Structured figure records:
━━━━━━━━━━━━━━━━━━━━━━━━━━━━━━

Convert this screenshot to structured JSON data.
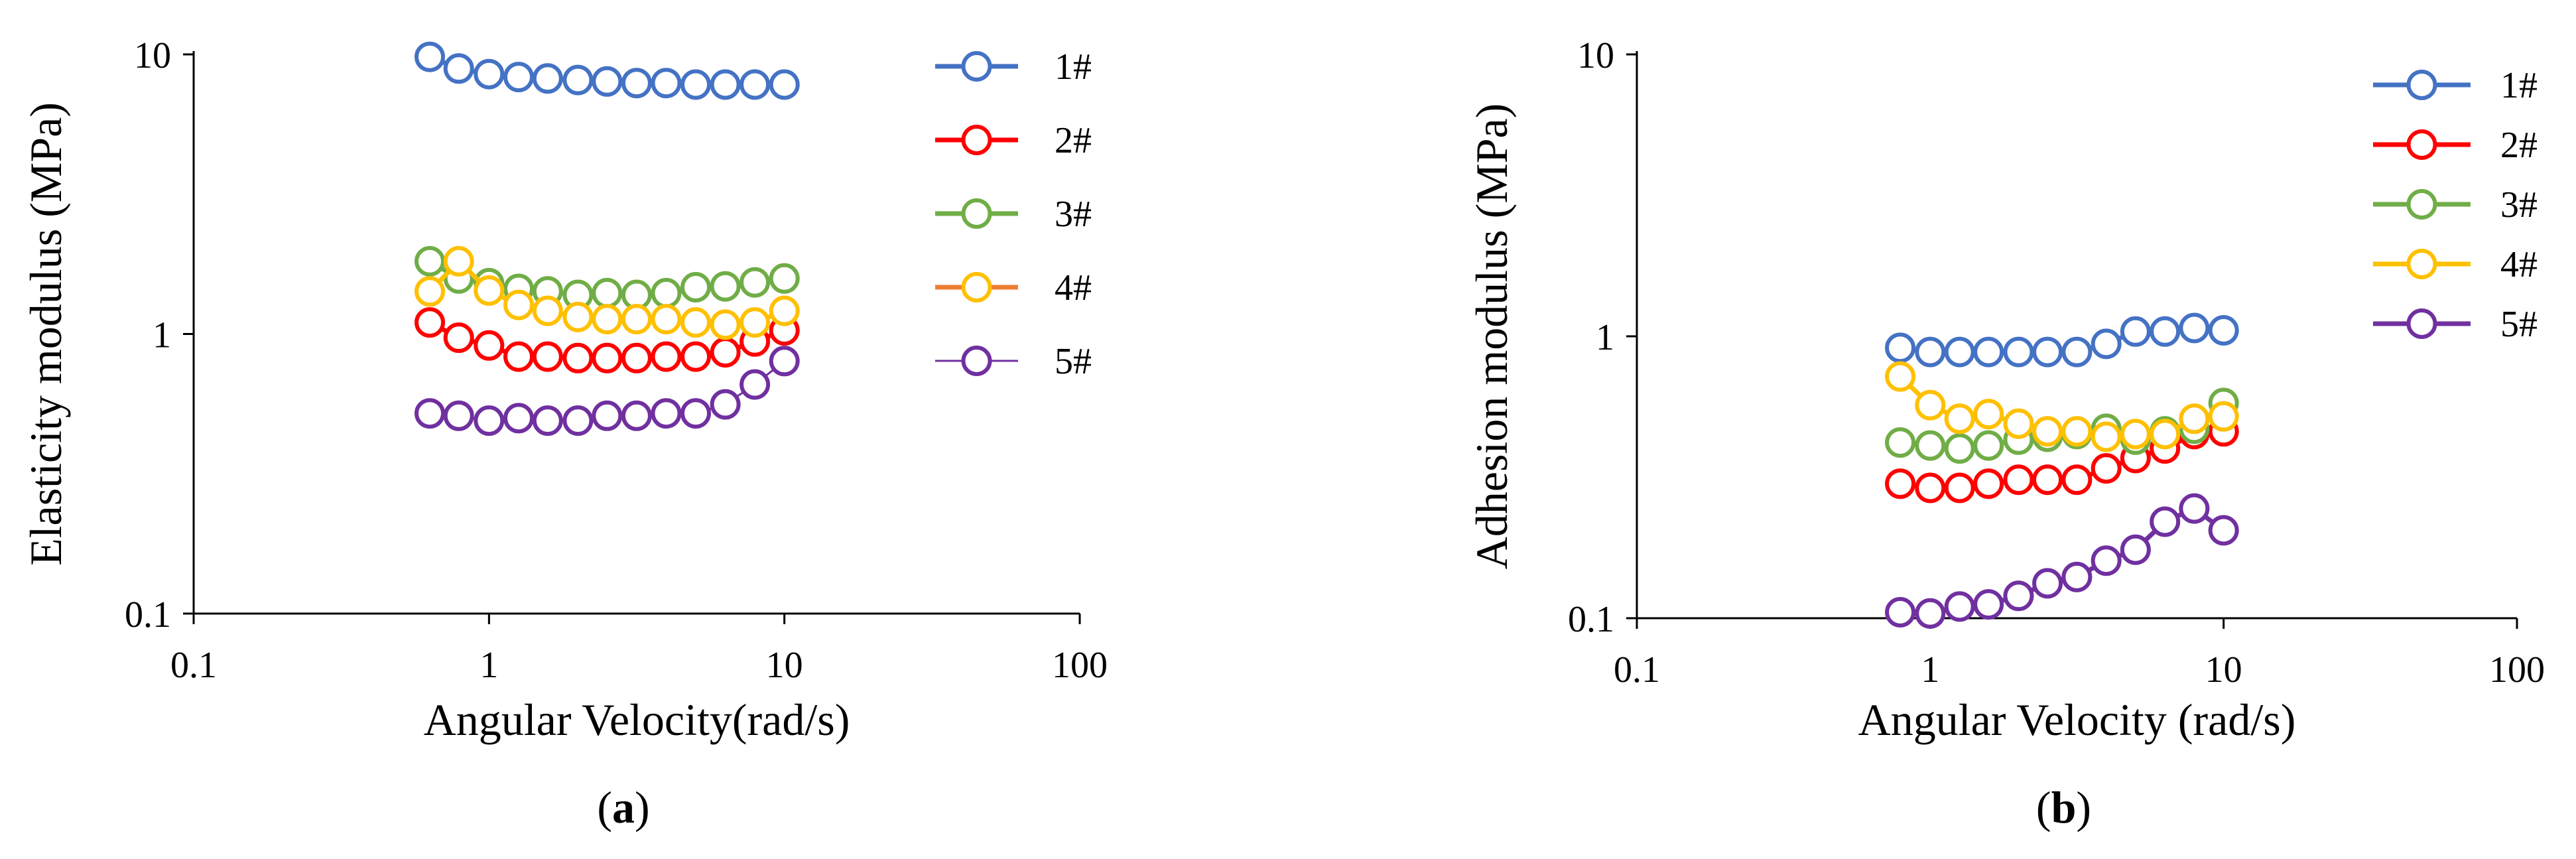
{
  "chart_data": [
    {
      "type": "line",
      "panel": "a",
      "caption": "(a)",
      "caption_parts": {
        "open": "(",
        "letter": "a",
        "close": ")"
      },
      "xscale": "log",
      "yscale": "log",
      "xlabel": "Angular Velocity(rad/s)",
      "ylabel": "Elasticity modulus (MPa)",
      "xlim": [
        0.1,
        100
      ],
      "ylim": [
        0.1,
        10
      ],
      "xticks": [
        {
          "v": 0.1,
          "label": "0.1"
        },
        {
          "v": 1,
          "label": "1"
        },
        {
          "v": 10,
          "label": "10"
        },
        {
          "v": 100,
          "label": "100"
        }
      ],
      "yticks": [
        {
          "v": 0.1,
          "label": "0.1"
        },
        {
          "v": 1,
          "label": "1"
        },
        {
          "v": 10,
          "label": "10"
        }
      ],
      "grid": false,
      "legend_position": "right",
      "x": [
        0.63,
        0.79,
        1.0,
        1.26,
        1.58,
        2.0,
        2.51,
        3.16,
        3.98,
        5.01,
        6.31,
        7.94,
        10.0
      ],
      "series": [
        {
          "name": "1#",
          "color": "#4472C4",
          "values": [
            9.8,
            8.9,
            8.5,
            8.3,
            8.2,
            8.1,
            8.0,
            7.9,
            7.9,
            7.8,
            7.8,
            7.8,
            7.8
          ]
        },
        {
          "name": "2#",
          "color": "#FF0000",
          "values": [
            1.1,
            0.97,
            0.91,
            0.83,
            0.83,
            0.82,
            0.82,
            0.82,
            0.83,
            0.83,
            0.86,
            0.94,
            1.03
          ]
        },
        {
          "name": "3#",
          "color": "#70AD47",
          "values": [
            1.82,
            1.58,
            1.52,
            1.45,
            1.42,
            1.38,
            1.4,
            1.38,
            1.4,
            1.47,
            1.48,
            1.53,
            1.58
          ]
        },
        {
          "name": "4#",
          "color": "#FFC000",
          "legend_line_color": "#ED7D31",
          "values": [
            1.42,
            1.82,
            1.43,
            1.27,
            1.21,
            1.15,
            1.13,
            1.13,
            1.13,
            1.1,
            1.08,
            1.1,
            1.21
          ]
        },
        {
          "name": "5#",
          "color": "#7030A0",
          "thin": true,
          "values": [
            0.52,
            0.51,
            0.49,
            0.5,
            0.49,
            0.49,
            0.51,
            0.51,
            0.52,
            0.52,
            0.56,
            0.66,
            0.8
          ]
        }
      ]
    },
    {
      "type": "line",
      "panel": "b",
      "caption": "(b)",
      "caption_parts": {
        "open": "(",
        "letter": "b",
        "close": ")"
      },
      "xscale": "log",
      "yscale": "log",
      "xlabel": "Angular Velocity (rad/s)",
      "ylabel": "Adhesion modulus (MPa)",
      "xlim": [
        0.1,
        100
      ],
      "ylim": [
        0.1,
        10
      ],
      "xticks": [
        {
          "v": 0.1,
          "label": "0.1"
        },
        {
          "v": 1,
          "label": "1"
        },
        {
          "v": 10,
          "label": "10"
        },
        {
          "v": 100,
          "label": "100"
        }
      ],
      "yticks": [
        {
          "v": 0.1,
          "label": "0.1"
        },
        {
          "v": 1,
          "label": "1"
        },
        {
          "v": 10,
          "label": "10"
        }
      ],
      "grid": false,
      "legend_position": "top-right",
      "x": [
        0.79,
        1.0,
        1.26,
        1.58,
        2.0,
        2.51,
        3.16,
        3.98,
        5.01,
        6.31,
        7.94,
        10.0
      ],
      "series": [
        {
          "name": "1#",
          "color": "#4472C4",
          "values": [
            0.91,
            0.88,
            0.88,
            0.88,
            0.88,
            0.88,
            0.88,
            0.94,
            1.04,
            1.04,
            1.07,
            1.05
          ]
        },
        {
          "name": "2#",
          "color": "#FF0000",
          "values": [
            0.3,
            0.29,
            0.29,
            0.3,
            0.31,
            0.31,
            0.31,
            0.34,
            0.37,
            0.4,
            0.45,
            0.46
          ]
        },
        {
          "name": "3#",
          "color": "#70AD47",
          "values": [
            0.42,
            0.41,
            0.4,
            0.41,
            0.43,
            0.44,
            0.45,
            0.47,
            0.43,
            0.46,
            0.47,
            0.58
          ]
        },
        {
          "name": "4#",
          "color": "#FFC000",
          "values": [
            0.72,
            0.57,
            0.51,
            0.53,
            0.49,
            0.46,
            0.46,
            0.44,
            0.45,
            0.45,
            0.51,
            0.52
          ]
        },
        {
          "name": "5#",
          "color": "#7030A0",
          "values": [
            0.105,
            0.104,
            0.11,
            0.112,
            0.12,
            0.133,
            0.14,
            0.16,
            0.175,
            0.22,
            0.245,
            0.205
          ]
        }
      ]
    }
  ]
}
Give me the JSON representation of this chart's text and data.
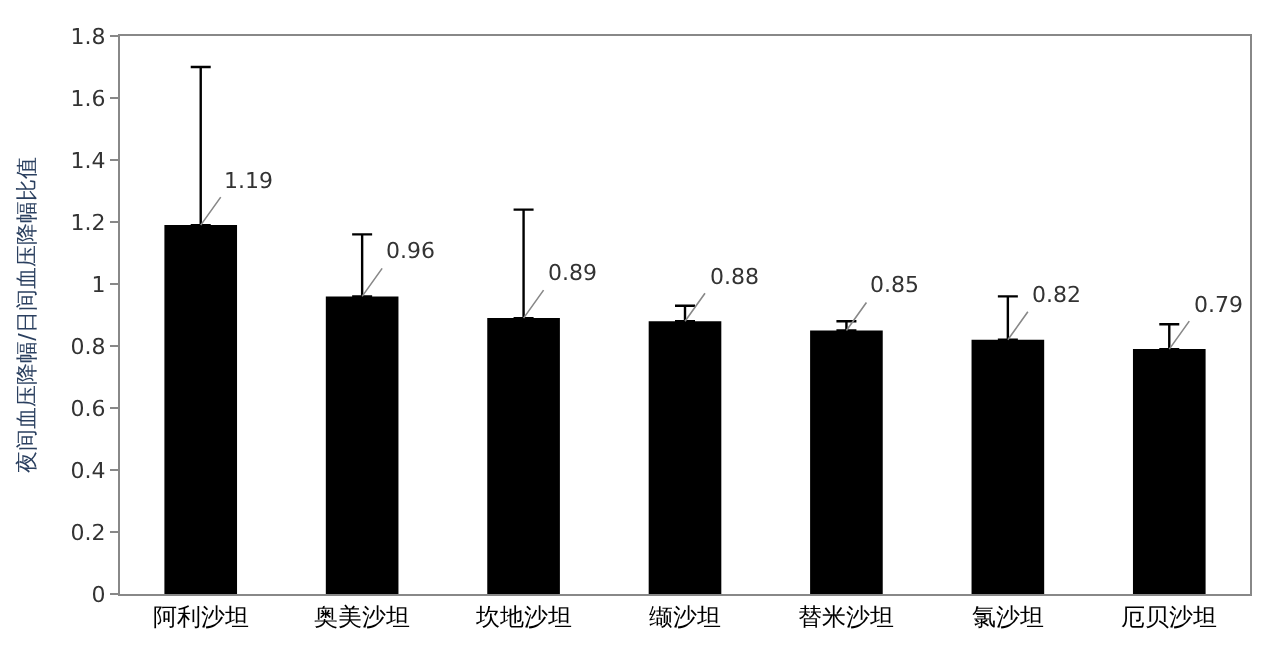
{
  "chart_data": {
    "type": "bar",
    "ylabel": "夜间血压降幅/日间血压降幅比值",
    "categories": [
      "阿利沙坦",
      "奥美沙坦",
      "坎地沙坦",
      "缬沙坦",
      "替米沙坦",
      "氯沙坦",
      "厄贝沙坦"
    ],
    "values": [
      1.19,
      0.96,
      0.89,
      0.88,
      0.85,
      0.82,
      0.79
    ],
    "errors": [
      [
        1.19,
        1.7
      ],
      [
        0.96,
        1.16
      ],
      [
        0.89,
        1.24
      ],
      [
        0.88,
        0.93
      ],
      [
        0.85,
        0.88
      ],
      [
        0.82,
        0.96
      ],
      [
        0.79,
        0.87
      ]
    ],
    "color": "#000000",
    "ylim": [
      0,
      1.8
    ],
    "yticks": [
      0,
      0.2,
      0.4,
      0.6,
      0.8,
      1,
      1.2,
      1.4,
      1.6,
      1.8
    ],
    "data_labels": true
  }
}
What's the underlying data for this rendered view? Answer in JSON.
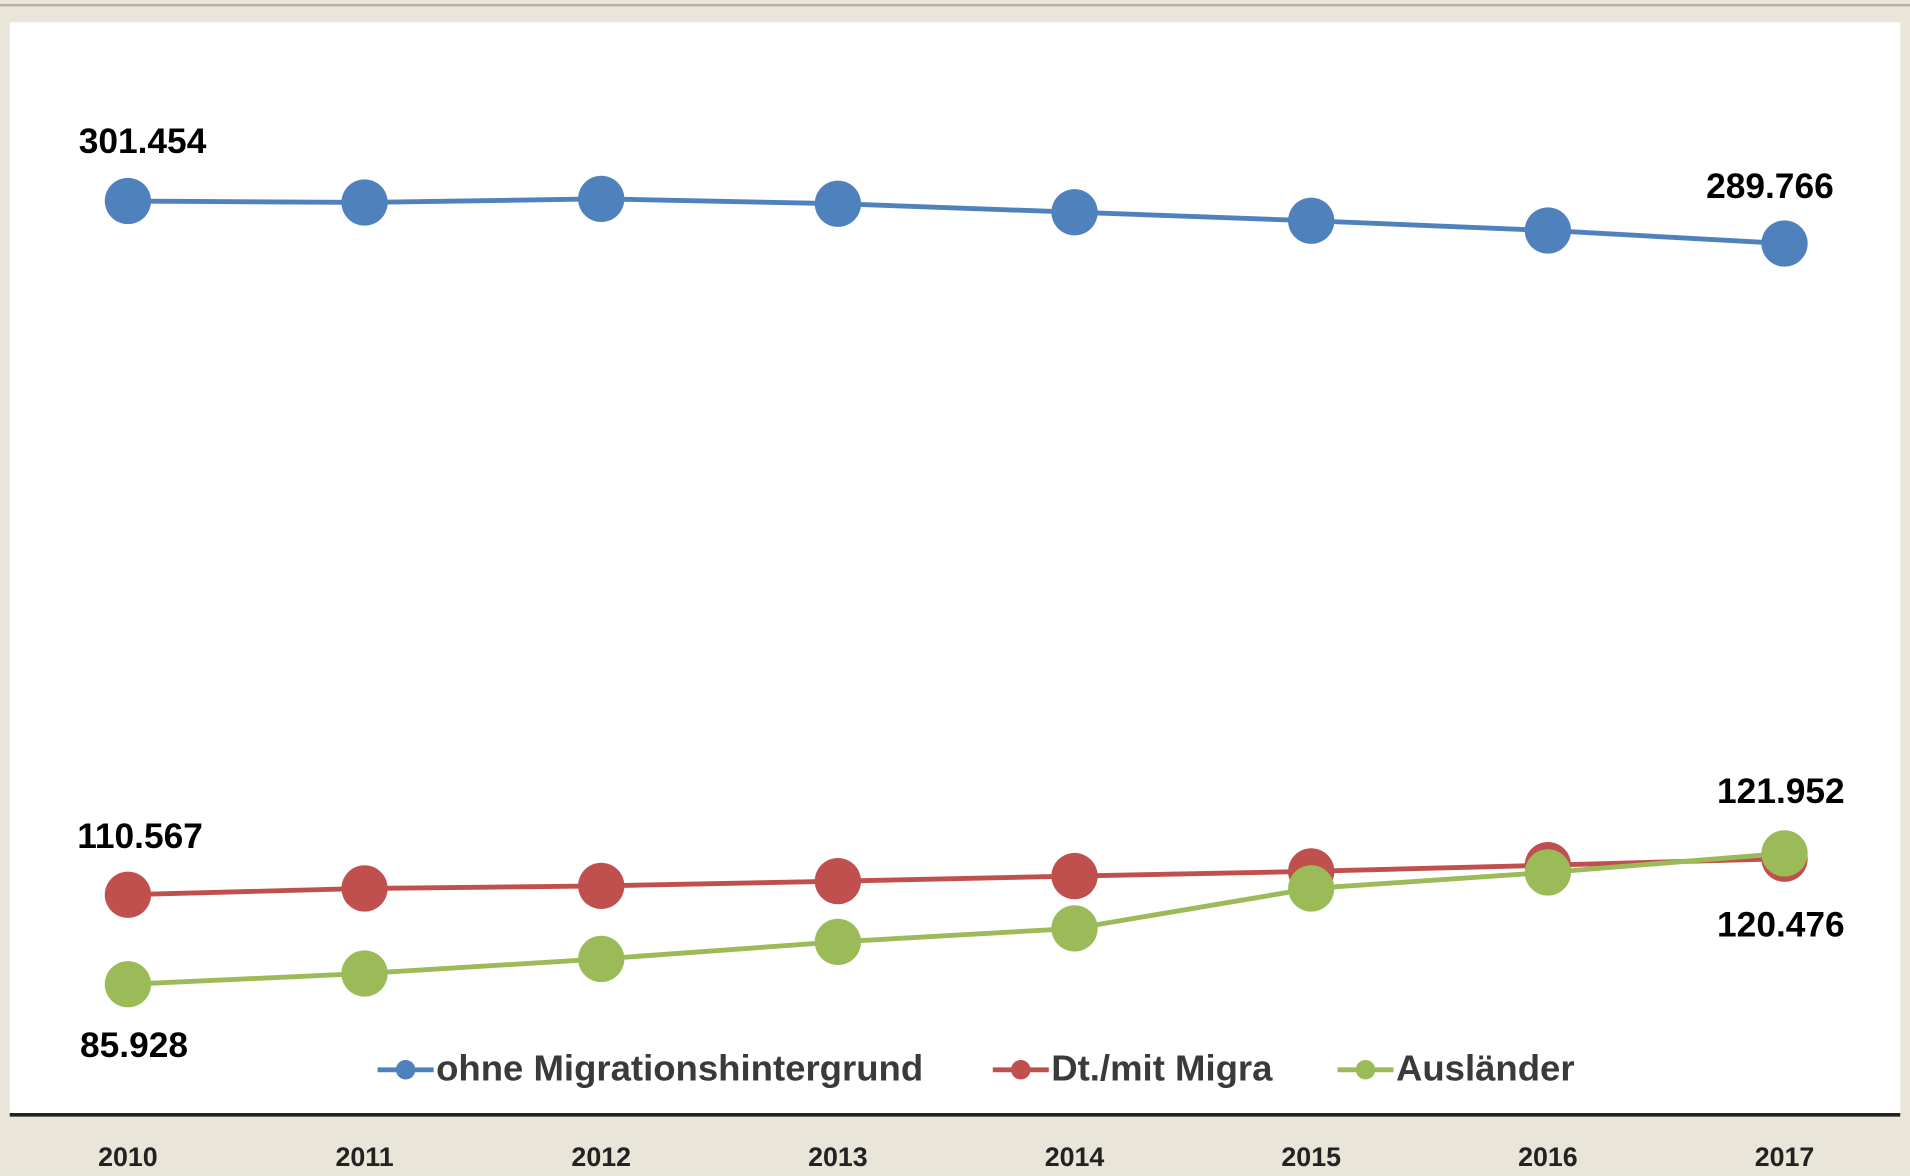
{
  "chart_data": {
    "type": "line",
    "categories": [
      "2010",
      "2011",
      "2012",
      "2013",
      "2014",
      "2015",
      "2016",
      "2017"
    ],
    "ylim": [
      50,
      350
    ],
    "legend": "bottom",
    "series": [
      {
        "name": "ohne Migrationshintergrund",
        "color": "#4f81bd",
        "values": [
          301.454,
          301.06,
          302.06,
          300.72,
          298.38,
          296.03,
          293.35,
          289.766
        ],
        "value_labels": [
          "301.454",
          null,
          null,
          null,
          null,
          null,
          null,
          "289.766"
        ]
      },
      {
        "name": "Dt./mit Migra",
        "color": "#c0504d",
        "values": [
          110.567,
          112.3,
          113.0,
          114.3,
          115.7,
          117.0,
          118.7,
          120.476
        ],
        "value_labels": [
          "110.567",
          null,
          null,
          null,
          null,
          null,
          null,
          "120.476"
        ]
      },
      {
        "name": "Ausländer",
        "color": "#9bbb59",
        "values": [
          85.928,
          88.9,
          92.9,
          97.6,
          101.3,
          112.3,
          116.7,
          121.952
        ],
        "value_labels": [
          "85.928",
          null,
          null,
          null,
          null,
          null,
          null,
          "121.952"
        ]
      }
    ]
  }
}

━━━━━━━━━━━━━━━━━━━━━━━━━━━━━━

» Your objective
Copy the material above in full and exactly, skipping pictures.

» Written answer
Convert this screenshot to structured JSON data.
{
  "chart_data": [
    {
      "type": "line",
      "panel": "a",
      "caption": "(a)",
      "caption_parts": {
        "open": "(",
        "letter": "a",
        "close": ")"
      },
      "xscale": "log",
      "yscale": "log",
      "xlabel": "Angular Velocity(rad/s)",
      "ylabel": "Elasticity modulus (MPa)",
      "xlim": [
        0.1,
        100
      ],
      "ylim": [
        0.1,
        10
      ],
      "xticks": [
        {
          "v": 0.1,
          "label": "0.1"
        },
        {
          "v": 1,
          "label": "1"
        },
        {
          "v": 10,
          "label": "10"
        },
        {
          "v": 100,
          "label": "100"
        }
      ],
      "yticks": [
        {
          "v": 0.1,
          "label": "0.1"
        },
        {
          "v": 1,
          "label": "1"
        },
        {
          "v": 10,
          "label": "10"
        }
      ],
      "grid": false,
      "legend_position": "right",
      "x": [
        0.63,
        0.79,
        1.0,
        1.26,
        1.58,
        2.0,
        2.51,
        3.16,
        3.98,
        5.01,
        6.31,
        7.94,
        10.0
      ],
      "series": [
        {
          "name": "1#",
          "color": "#4472C4",
          "values": [
            9.8,
            8.9,
            8.5,
            8.3,
            8.2,
            8.1,
            8.0,
            7.9,
            7.9,
            7.8,
            7.8,
            7.8,
            7.8
          ]
        },
        {
          "name": "2#",
          "color": "#FF0000",
          "values": [
            1.1,
            0.97,
            0.91,
            0.83,
            0.83,
            0.82,
            0.82,
            0.82,
            0.83,
            0.83,
            0.86,
            0.94,
            1.03
          ]
        },
        {
          "name": "3#",
          "color": "#70AD47",
          "values": [
            1.82,
            1.58,
            1.52,
            1.45,
            1.42,
            1.38,
            1.4,
            1.38,
            1.4,
            1.47,
            1.48,
            1.53,
            1.58
          ]
        },
        {
          "name": "4#",
          "color": "#FFC000",
          "legend_line_color": "#ED7D31",
          "values": [
            1.42,
            1.82,
            1.43,
            1.27,
            1.21,
            1.15,
            1.13,
            1.13,
            1.13,
            1.1,
            1.08,
            1.1,
            1.21
          ]
        },
        {
          "name": "5#",
          "color": "#7030A0",
          "thin": true,
          "values": [
            0.52,
            0.51,
            0.49,
            0.5,
            0.49,
            0.49,
            0.51,
            0.51,
            0.52,
            0.52,
            0.56,
            0.66,
            0.8
          ]
        }
      ]
    },
    {
      "type": "line",
      "panel": "b",
      "caption": "(b)",
      "caption_parts": {
        "open": "(",
        "letter": "b",
        "close": ")"
      },
      "xscale": "log",
      "yscale": "log",
      "xlabel": "Angular Velocity (rad/s)",
      "ylabel": "Adhesion modulus (MPa)",
      "xlim": [
        0.1,
        100
      ],
      "ylim": [
        0.1,
        10
      ],
      "xticks": [
        {
          "v": 0.1,
          "label": "0.1"
        },
        {
          "v": 1,
          "label": "1"
        },
        {
          "v": 10,
          "label": "10"
        },
        {
          "v": 100,
          "label": "100"
        }
      ],
      "yticks": [
        {
          "v": 0.1,
          "label": "0.1"
        },
        {
          "v": 1,
          "label": "1"
        },
        {
          "v": 10,
          "label": "10"
        }
      ],
      "grid": false,
      "legend_position": "top-right",
      "x": [
        0.79,
        1.0,
        1.26,
        1.58,
        2.0,
        2.51,
        3.16,
        3.98,
        5.01,
        6.31,
        7.94,
        10.0
      ],
      "series": [
        {
          "name": "1#",
          "color": "#4472C4",
          "values": [
            0.91,
            0.88,
            0.88,
            0.88,
            0.88,
            0.88,
            0.88,
            0.94,
            1.04,
            1.04,
            1.07,
            1.05
          ]
        },
        {
          "name": "2#",
          "color": "#FF0000",
          "values": [
            0.3,
            0.29,
            0.29,
            0.3,
            0.31,
            0.31,
            0.31,
            0.34,
            0.37,
            0.4,
            0.45,
            0.46
          ]
        },
        {
          "name": "3#",
          "color": "#70AD47",
          "values": [
            0.42,
            0.41,
            0.4,
            0.41,
            0.43,
            0.44,
            0.45,
            0.47,
            0.43,
            0.46,
            0.47,
            0.58
          ]
        },
        {
          "name": "4#",
          "color": "#FFC000",
          "values": [
            0.72,
            0.57,
            0.51,
            0.53,
            0.49,
            0.46,
            0.46,
            0.44,
            0.45,
            0.45,
            0.51,
            0.52
          ]
        },
        {
          "name": "5#",
          "color": "#7030A0",
          "values": [
            0.105,
            0.104,
            0.11,
            0.112,
            0.12,
            0.133,
            0.14,
            0.16,
            0.175,
            0.22,
            0.245,
            0.205
          ]
        }
      ]
    }
  ]
}
Give me the JSON representation of this chart's text and data.
{
  "chart_data": {
    "type": "bar",
    "ylabel": "夜间血压降幅/日间血压降幅比值",
    "categories": [
      "阿利沙坦",
      "奥美沙坦",
      "坎地沙坦",
      "缬沙坦",
      "替米沙坦",
      "氯沙坦",
      "厄贝沙坦"
    ],
    "values": [
      1.19,
      0.96,
      0.89,
      0.88,
      0.85,
      0.82,
      0.79
    ],
    "errors": [
      [
        1.19,
        1.7
      ],
      [
        0.96,
        1.16
      ],
      [
        0.89,
        1.24
      ],
      [
        0.88,
        0.93
      ],
      [
        0.85,
        0.88
      ],
      [
        0.82,
        0.96
      ],
      [
        0.79,
        0.87
      ]
    ],
    "color": "#000000",
    "ylim": [
      0,
      1.8
    ],
    "yticks": [
      0,
      0.2,
      0.4,
      0.6,
      0.8,
      1,
      1.2,
      1.4,
      1.6,
      1.8
    ],
    "data_labels": true
  }
}
What's the underlying data for this rendered view? Answer in JSON.
{
  "chart_data": {
    "type": "line",
    "categories": [
      "2010",
      "2011",
      "2012",
      "2013",
      "2014",
      "2015",
      "2016",
      "2017"
    ],
    "ylim": [
      50,
      350
    ],
    "legend": "bottom",
    "series": [
      {
        "name": "ohne Migrationshintergrund",
        "color": "#4f81bd",
        "values": [
          301.454,
          301.06,
          302.06,
          300.72,
          298.38,
          296.03,
          293.35,
          289.766
        ],
        "value_labels": [
          "301.454",
          null,
          null,
          null,
          null,
          null,
          null,
          "289.766"
        ]
      },
      {
        "name": "Dt./mit Migra",
        "color": "#c0504d",
        "values": [
          110.567,
          112.3,
          113.0,
          114.3,
          115.7,
          117.0,
          118.7,
          120.476
        ],
        "value_labels": [
          "110.567",
          null,
          null,
          null,
          null,
          null,
          null,
          "120.476"
        ]
      },
      {
        "name": "Ausländer",
        "color": "#9bbb59",
        "values": [
          85.928,
          88.9,
          92.9,
          97.6,
          101.3,
          112.3,
          116.7,
          121.952
        ],
        "value_labels": [
          "85.928",
          null,
          null,
          null,
          null,
          null,
          null,
          "121.952"
        ]
      }
    ]
  }
}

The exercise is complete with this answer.